AIM OF THE EXERCISE:
Return the records that follow unaltered. Omit every picture.

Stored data
---------------

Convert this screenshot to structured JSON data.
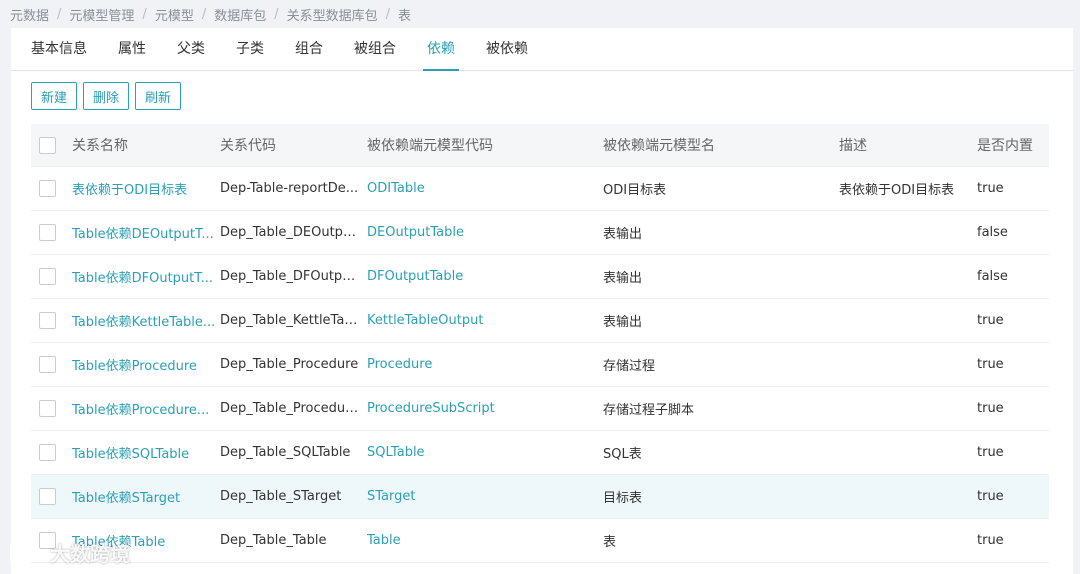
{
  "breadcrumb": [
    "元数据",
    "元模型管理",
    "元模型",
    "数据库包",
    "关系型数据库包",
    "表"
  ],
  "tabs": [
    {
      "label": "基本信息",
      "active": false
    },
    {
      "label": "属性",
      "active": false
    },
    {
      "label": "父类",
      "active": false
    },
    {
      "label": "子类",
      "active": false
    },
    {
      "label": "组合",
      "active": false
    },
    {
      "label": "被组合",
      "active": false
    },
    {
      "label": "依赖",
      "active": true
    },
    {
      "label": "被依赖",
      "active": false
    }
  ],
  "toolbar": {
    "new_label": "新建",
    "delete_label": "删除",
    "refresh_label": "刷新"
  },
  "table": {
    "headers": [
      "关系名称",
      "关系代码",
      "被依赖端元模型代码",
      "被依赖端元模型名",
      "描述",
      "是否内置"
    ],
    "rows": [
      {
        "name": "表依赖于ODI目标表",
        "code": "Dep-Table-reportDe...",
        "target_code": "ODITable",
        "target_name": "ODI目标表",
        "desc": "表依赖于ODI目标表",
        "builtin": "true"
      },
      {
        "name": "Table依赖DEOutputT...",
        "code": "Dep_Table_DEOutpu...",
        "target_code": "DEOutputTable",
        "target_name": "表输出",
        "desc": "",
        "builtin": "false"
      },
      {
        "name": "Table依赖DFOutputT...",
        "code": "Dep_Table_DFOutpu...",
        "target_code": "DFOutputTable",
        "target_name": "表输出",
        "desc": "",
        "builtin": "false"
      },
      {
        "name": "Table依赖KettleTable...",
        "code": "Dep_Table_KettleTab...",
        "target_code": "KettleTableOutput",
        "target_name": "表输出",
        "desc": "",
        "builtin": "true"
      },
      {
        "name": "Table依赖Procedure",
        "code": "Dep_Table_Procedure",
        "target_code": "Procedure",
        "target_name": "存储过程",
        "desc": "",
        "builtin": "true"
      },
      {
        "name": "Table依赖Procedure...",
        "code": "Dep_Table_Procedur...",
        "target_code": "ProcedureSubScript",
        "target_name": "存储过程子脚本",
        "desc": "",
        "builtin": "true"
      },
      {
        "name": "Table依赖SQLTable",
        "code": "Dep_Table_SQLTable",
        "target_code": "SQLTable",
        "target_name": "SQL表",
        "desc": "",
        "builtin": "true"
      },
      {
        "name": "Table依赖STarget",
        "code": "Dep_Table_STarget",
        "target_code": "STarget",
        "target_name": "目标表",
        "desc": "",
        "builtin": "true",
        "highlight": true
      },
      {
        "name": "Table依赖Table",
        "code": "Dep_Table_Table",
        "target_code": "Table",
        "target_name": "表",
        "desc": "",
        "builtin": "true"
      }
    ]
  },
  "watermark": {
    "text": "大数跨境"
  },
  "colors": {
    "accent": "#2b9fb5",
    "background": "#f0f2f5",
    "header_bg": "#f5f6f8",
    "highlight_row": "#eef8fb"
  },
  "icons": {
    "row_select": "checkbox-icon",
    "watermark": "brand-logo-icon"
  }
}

---------------

FULL ANSWER:
Convert this screenshot to structured JSON data.
{
  "breadcrumb": [
    "元数据",
    "元模型管理",
    "元模型",
    "数据库包",
    "关系型数据库包",
    "表"
  ],
  "tabs": [
    {
      "label": "基本信息",
      "active": false
    },
    {
      "label": "属性",
      "active": false
    },
    {
      "label": "父类",
      "active": false
    },
    {
      "label": "子类",
      "active": false
    },
    {
      "label": "组合",
      "active": false
    },
    {
      "label": "被组合",
      "active": false
    },
    {
      "label": "依赖",
      "active": true
    },
    {
      "label": "被依赖",
      "active": false
    }
  ],
  "toolbar": {
    "new_label": "新建",
    "delete_label": "删除",
    "refresh_label": "刷新"
  },
  "table": {
    "headers": [
      "关系名称",
      "关系代码",
      "被依赖端元模型代码",
      "被依赖端元模型名",
      "描述",
      "是否内置"
    ],
    "rows": [
      {
        "name": "表依赖于ODI目标表",
        "code": "Dep-Table-reportDe...",
        "target_code": "ODITable",
        "target_name": "ODI目标表",
        "desc": "表依赖于ODI目标表",
        "builtin": "true"
      },
      {
        "name": "Table依赖DEOutputT...",
        "code": "Dep_Table_DEOutpu...",
        "target_code": "DEOutputTable",
        "target_name": "表输出",
        "desc": "",
        "builtin": "false"
      },
      {
        "name": "Table依赖DFOutputT...",
        "code": "Dep_Table_DFOutpu...",
        "target_code": "DFOutputTable",
        "target_name": "表输出",
        "desc": "",
        "builtin": "false"
      },
      {
        "name": "Table依赖KettleTable...",
        "code": "Dep_Table_KettleTab...",
        "target_code": "KettleTableOutput",
        "target_name": "表输出",
        "desc": "",
        "builtin": "true"
      },
      {
        "name": "Table依赖Procedure",
        "code": "Dep_Table_Procedure",
        "target_code": "Procedure",
        "target_name": "存储过程",
        "desc": "",
        "builtin": "true"
      },
      {
        "name": "Table依赖Procedure...",
        "code": "Dep_Table_Procedur...",
        "target_code": "ProcedureSubScript",
        "target_name": "存储过程子脚本",
        "desc": "",
        "builtin": "true"
      },
      {
        "name": "Table依赖SQLTable",
        "code": "Dep_Table_SQLTable",
        "target_code": "SQLTable",
        "target_name": "SQL表",
        "desc": "",
        "builtin": "true"
      },
      {
        "name": "Table依赖STarget",
        "code": "Dep_Table_STarget",
        "target_code": "STarget",
        "target_name": "目标表",
        "desc": "",
        "builtin": "true",
        "highlight": true
      },
      {
        "name": "Table依赖Table",
        "code": "Dep_Table_Table",
        "target_code": "Table",
        "target_name": "表",
        "desc": "",
        "builtin": "true"
      }
    ]
  },
  "watermark": {
    "text": "大数跨境"
  },
  "colors": {
    "accent": "#2b9fb5",
    "background": "#f0f2f5",
    "header_bg": "#f5f6f8",
    "highlight_row": "#eef8fb"
  },
  "icons": {
    "row_select": "checkbox-icon",
    "watermark": "brand-logo-icon"
  }
}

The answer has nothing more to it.